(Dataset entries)
+++
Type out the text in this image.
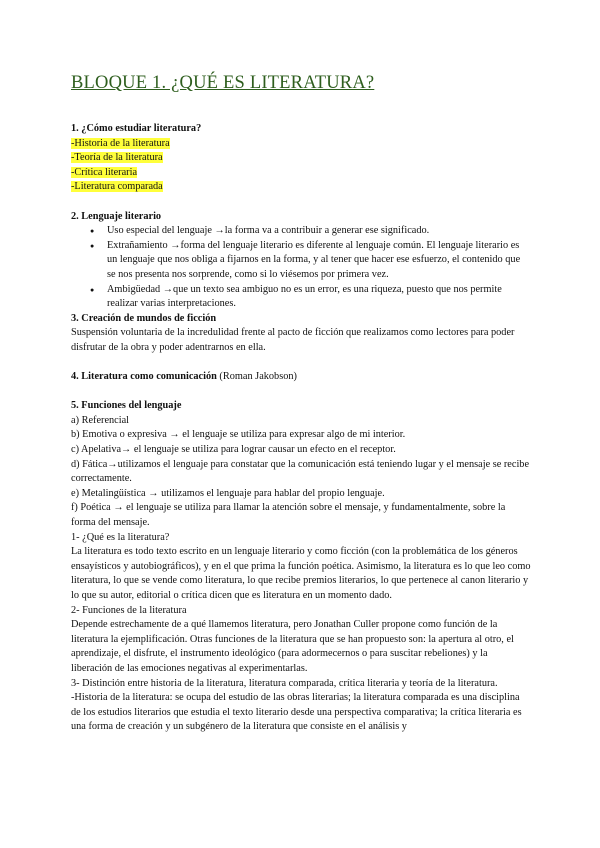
BLOQUE 1. ¿QUÉ ES LITERATURA?

1. ¿Cómo estudiar literatura?

-Historia de la literatura

-Teoría de la literatura

-Crítica literaria

-Literatura comparada

2. Lenguaje literario

● Uso especial del lenguaje →la forma va a contribuir a generar ese significado.
● Extrañamiento →forma del lenguaje literario es diferente al lenguaje común. El lenguaje literario es un lenguaje que nos obliga a fijarnos en la forma, y al tener que hacer ese esfuerzo, el contenido que se nos presenta nos sorprende, como si lo viésemos por primera vez.
● Ambigüedad →que un texto sea ambiguo no es un error, es una riqueza, puesto que nos permite realizar varias interpretaciones.

3. Creación de mundos de ficción

Suspensión voluntaria de la incredulidad frente al pacto de ficción que realizamos como lectores para poder disfrutar de la obra y poder adentrarnos en ella.

4. Literatura como comunicación (Roman Jakobson)

5. Funciones del lenguaje

a) Referencial

b) Emotiva o expresiva → el lenguaje se utiliza para expresar algo de mi interior.

c) Apelativa→ el lenguaje se utiliza para lograr causar un efecto en el receptor.

d) Fática→utilizamos el lenguaje para constatar que la comunicación está teniendo lugar y el mensaje se recibe correctamente.

e) Metalingüística → utilizamos el lenguaje para hablar del propio lenguaje.

f) Poética → el lenguaje se utiliza para llamar la atención sobre el mensaje, y fundamentalmente, sobre la forma del mensaje.

1- ¿Qué es la literatura?

La literatura es todo texto escrito en un lenguaje literario y como ficción (con la problemática de los géneros ensayísticos y autobiográficos), y en el que prima la función poética. Asimismo, la literatura es lo que leo como literatura, lo que se vende como literatura, lo que recibe premios literarios, lo que pertenece al canon literario y lo que su autor, editorial o crítica dicen que es literatura en un momento dado.

2- Funciones de la literatura

Depende estrechamente de a qué llamemos literatura, pero Jonathan Culler propone como función de la literatura la ejemplificación. Otras funciones de la literatura que se han propuesto son: la apertura al otro, el aprendizaje, el disfrute, el instrumento ideológico (para adormecernos o para suscitar rebeliones) y la liberación de las emociones negativas al experimentarlas.

3- Distinción entre historia de la literatura, literatura comparada, crítica literaria y teoría de la literatura.

-Historia de la literatura: se ocupa del estudio de las obras literarias; la literatura comparada es una disciplina de los estudios literarios que estudia el texto literario desde una perspectiva comparativa; la crítica literaria es una forma de creación y un subgénero de la literatura que consiste en el análisis y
+++
- **EXERCISE TASK**: Repeat the preceding records precisely, and leave every picture out of the copy.

- **THE RESULT**:
Type out the text in this image.
BLOQUE 1. ¿QUÉ ES LITERATURA?

1. ¿Cómo estudiar literatura?

-Historia de la literatura

-Teoría de la literatura

-Crítica literaria

-Literatura comparada

2. Lenguaje literario

● Uso especial del lenguaje →la forma va a contribuir a generar ese significado.
● Extrañamiento →forma del lenguaje literario es diferente al lenguaje común. El lenguaje literario es un lenguaje que nos obliga a fijarnos en la forma, y al tener que hacer ese esfuerzo, el contenido que se nos presenta nos sorprende, como si lo viésemos por primera vez.
● Ambigüedad →que un texto sea ambiguo no es un error, es una riqueza, puesto que nos permite realizar varias interpretaciones.

3. Creación de mundos de ficción

Suspensión voluntaria de la incredulidad frente al pacto de ficción que realizamos como lectores para poder disfrutar de la obra y poder adentrarnos en ella.

4. Literatura como comunicación (Roman Jakobson)

5. Funciones del lenguaje

a) Referencial

b) Emotiva o expresiva → el lenguaje se utiliza para expresar algo de mi interior.

c) Apelativa→ el lenguaje se utiliza para lograr causar un efecto en el receptor.

d) Fática→utilizamos el lenguaje para constatar que la comunicación está teniendo lugar y el mensaje se recibe correctamente.

e) Metalingüística → utilizamos el lenguaje para hablar del propio lenguaje.

f) Poética → el lenguaje se utiliza para llamar la atención sobre el mensaje, y fundamentalmente, sobre la forma del mensaje.

1- ¿Qué es la literatura?

La literatura es todo texto escrito en un lenguaje literario y como ficción (con la problemática de los géneros ensayísticos y autobiográficos), y en el que prima la función poética. Asimismo, la literatura es lo que leo como literatura, lo que se vende como literatura, lo que recibe premios literarios, lo que pertenece al canon literario y lo que su autor, editorial o crítica dicen que es literatura en un momento dado.

2- Funciones de la literatura

Depende estrechamente de a qué llamemos literatura, pero Jonathan Culler propone como función de la literatura la ejemplificación. Otras funciones de la literatura que se han propuesto son: la apertura al otro, el aprendizaje, el disfrute, el instrumento ideológico (para adormecernos o para suscitar rebeliones) y la liberación de las emociones negativas al experimentarlas.

3- Distinción entre historia de la literatura, literatura comparada, crítica literaria y teoría de la literatura.

-Historia de la literatura: se ocupa del estudio de las obras literarias; la literatura comparada es una disciplina de los estudios literarios que estudia el texto literario desde una perspectiva comparativa; la crítica literaria es una forma de creación y un subgénero de la literatura que consiste en el análisis y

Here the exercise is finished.